— Start TEXT SEGMENT —

Configured API
In many cases, the option to configure an entity at runtime is more distracting than helpful, and it's preferable to supply the entity's configuration at definition time.
The configured
API offers a way to do this. When invoked on a ResourceDefinition
, ExecutorDefinition
, SolidDefinition
, CompositeSolidDefinition
, LoggerDefinition
,
it returns an interchangeable object with the given configuration "baked in".
from dagster import resource
@resource(config_schema={"region": str, "use_unsigned_session": bool})
def s3_session(_init_context):
"""Connect to S3"""
east_unsigned_s3_session = s3_session.configured(
{"region": "us-east-1", "use_unsigned_session": False}
)
In other cases, it's useful to partially fill out configuration at definition time and leave other
configuration for runtime. For these cases, configured
can be used as a decorator, accepting a
function that translates from runtime config to config that satisfies the entity's config schema.
It returns an entity with the "outer" config schema as its schema.
from dagster import configured, resource
@resource(config_schema={"region": str, "use_unsigned_session": bool})
def s3_session(_init_context):
"""Connect to S3"""
@configured(s3_session, config_schema={"region": str})
def unsigned_s3_session(config):
return {"region": config["region"], "use_unsigned_session": False}
The configured
API can be used with any definition type in the same way. To configure a solid, for
example, simply invoke configured
on the solid definition:
from dagster import Field, configured, solid
@solid(
config_schema={"iterations": int, "word": Field(str, is_required=False, default_value="hello")}
)
def example_solid(context):
for _ in range(context.solid_config["iterations"]):
context.log.info(context.solid_config["word"])

— End TEXT SEGMENT —
— Start INFORMATION SUPPLIED —

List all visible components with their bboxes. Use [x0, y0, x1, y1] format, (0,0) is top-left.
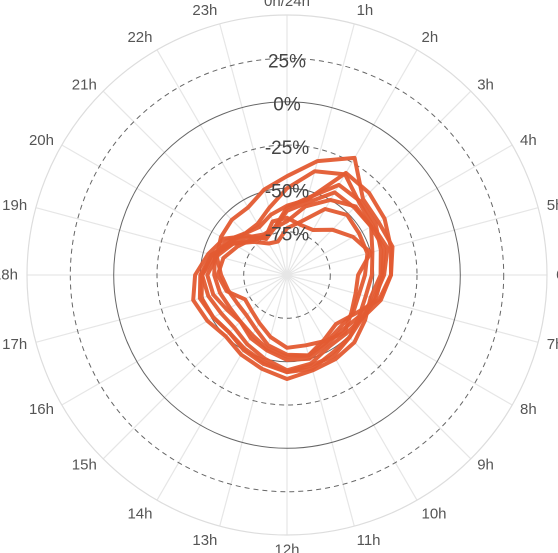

— End INFORMATION SUPPLIED —

EXERCISE OBJECTIVE:
Can you reproduce the part of the configured API text starting at "from dagster import resource" and ending at "entity's config schema.", word for word?

RESPONSE:
from dagster import resource
@resource(config_schema={"region": str, "use_unsigned_session": bool})
def s3_session(_init_context):
"""Connect to S3"""
east_unsigned_s3_session = s3_session.configured(
{"region": "us-east-1", "use_unsigned_session": False}
)
In other cases, it's useful to partially fill out configuration at definition time and leave other
configuration for runtime. For these cases, configured
can be used as a decorator, accepting a
function that translates from runtime config to config that satisfies the entity's config schema.